-- start --

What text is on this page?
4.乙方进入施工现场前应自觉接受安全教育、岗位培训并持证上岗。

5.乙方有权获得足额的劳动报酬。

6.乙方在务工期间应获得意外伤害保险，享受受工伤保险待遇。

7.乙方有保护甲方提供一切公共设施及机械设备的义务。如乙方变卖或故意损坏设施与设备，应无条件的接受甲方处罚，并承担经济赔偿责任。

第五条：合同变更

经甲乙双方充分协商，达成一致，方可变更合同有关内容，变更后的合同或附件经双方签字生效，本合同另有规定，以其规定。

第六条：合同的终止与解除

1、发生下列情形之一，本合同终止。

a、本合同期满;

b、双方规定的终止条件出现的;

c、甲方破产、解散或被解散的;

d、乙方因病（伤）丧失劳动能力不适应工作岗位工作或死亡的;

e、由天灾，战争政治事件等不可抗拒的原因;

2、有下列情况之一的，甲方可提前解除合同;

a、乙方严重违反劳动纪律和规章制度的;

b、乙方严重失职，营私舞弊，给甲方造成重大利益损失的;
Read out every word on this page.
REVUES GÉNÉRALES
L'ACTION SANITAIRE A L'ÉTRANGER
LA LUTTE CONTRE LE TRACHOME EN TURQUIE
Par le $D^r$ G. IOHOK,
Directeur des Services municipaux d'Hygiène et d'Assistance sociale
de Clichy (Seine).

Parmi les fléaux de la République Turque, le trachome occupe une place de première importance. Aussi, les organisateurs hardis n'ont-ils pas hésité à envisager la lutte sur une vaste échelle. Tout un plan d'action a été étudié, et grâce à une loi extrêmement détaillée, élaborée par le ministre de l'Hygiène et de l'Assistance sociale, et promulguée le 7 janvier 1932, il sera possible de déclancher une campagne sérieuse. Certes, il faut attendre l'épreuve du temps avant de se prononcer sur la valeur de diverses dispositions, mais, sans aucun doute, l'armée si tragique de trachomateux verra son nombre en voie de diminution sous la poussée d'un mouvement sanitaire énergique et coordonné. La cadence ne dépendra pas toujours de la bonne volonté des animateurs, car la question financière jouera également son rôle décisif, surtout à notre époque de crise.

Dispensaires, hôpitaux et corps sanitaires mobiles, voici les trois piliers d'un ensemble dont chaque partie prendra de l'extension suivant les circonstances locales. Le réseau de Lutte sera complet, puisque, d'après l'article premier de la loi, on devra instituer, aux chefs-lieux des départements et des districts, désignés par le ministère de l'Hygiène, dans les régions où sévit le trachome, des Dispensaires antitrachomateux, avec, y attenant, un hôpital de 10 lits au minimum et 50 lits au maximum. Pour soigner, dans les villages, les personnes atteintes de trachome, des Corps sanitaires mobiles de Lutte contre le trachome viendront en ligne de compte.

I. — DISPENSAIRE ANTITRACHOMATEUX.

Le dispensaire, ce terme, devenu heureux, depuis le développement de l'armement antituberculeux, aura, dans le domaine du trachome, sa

-- end --

TASK TO COMPLETE => Print the records above in full, exactly.

WRITTEN RESPONSE =>
What text is on this page?
4.乙方进入施工现场前应自觉接受安全教育、岗位培训并持证上岗。

5.乙方有权获得足额的劳动报酬。

6.乙方在务工期间应获得意外伤害保险，享受受工伤保险待遇。

7.乙方有保护甲方提供一切公共设施及机械设备的义务。如乙方变卖或故意损坏设施与设备，应无条件的接受甲方处罚，并承担经济赔偿责任。

第五条：合同变更

经甲乙双方充分协商，达成一致，方可变更合同有关内容，变更后的合同或附件经双方签字生效，本合同另有规定，以其规定。

第六条：合同的终止与解除

1、发生下列情形之一，本合同终止。

a、本合同期满;

b、双方规定的终止条件出现的;

c、甲方破产、解散或被解散的;

d、乙方因病（伤）丧失劳动能力不适应工作岗位工作或死亡的;

e、由天灾，战争政治事件等不可抗拒的原因;

2、有下列情况之一的，甲方可提前解除合同;

a、乙方严重违反劳动纪律和规章制度的;

b、乙方严重失职，营私舞弊，给甲方造成重大利益损失的;
Read out every word on this page.
REVUES GÉNÉRALES
L'ACTION SANITAIRE A L'ÉTRANGER
LA LUTTE CONTRE LE TRACHOME EN TURQUIE
Par le $D^r$ G. IOHOK,
Directeur des Services municipaux d'Hygiène et d'Assistance sociale
de Clichy (Seine).

Parmi les fléaux de la République Turque, le trachome occupe une place de première importance. Aussi, les organisateurs hardis n'ont-ils pas hésité à envisager la lutte sur une vaste échelle. Tout un plan d'action a été étudié, et grâce à une loi extrêmement détaillée, élaborée par le ministre de l'Hygiène et de l'Assistance sociale, et promulguée le 7 janvier 1932, il sera possible de déclancher une campagne sérieuse. Certes, il faut attendre l'épreuve du temps avant de se prononcer sur la valeur de diverses dispositions, mais, sans aucun doute, l'armée si tragique de trachomateux verra son nombre en voie de diminution sous la poussée d'un mouvement sanitaire énergique et coordonné. La cadence ne dépendra pas toujours de la bonne volonté des animateurs, car la question financière jouera également son rôle décisif, surtout à notre époque de crise.

Dispensaires, hôpitaux et corps sanitaires mobiles, voici les trois piliers d'un ensemble dont chaque partie prendra de l'extension suivant les circonstances locales. Le réseau de Lutte sera complet, puisque, d'après l'article premier de la loi, on devra instituer, aux chefs-lieux des départements et des districts, désignés par le ministère de l'Hygiène, dans les régions où sévit le trachome, des Dispensaires antitrachomateux, avec, y attenant, un hôpital de 10 lits au minimum et 50 lits au maximum. Pour soigner, dans les villages, les personnes atteintes de trachome, des Corps sanitaires mobiles de Lutte contre le trachome viendront en ligne de compte.

I. — DISPENSAIRE ANTITRACHOMATEUX.

Le dispensaire, ce terme, devenu heureux, depuis le développement de l'armement antituberculeux, aura, dans le domaine du trachome, sa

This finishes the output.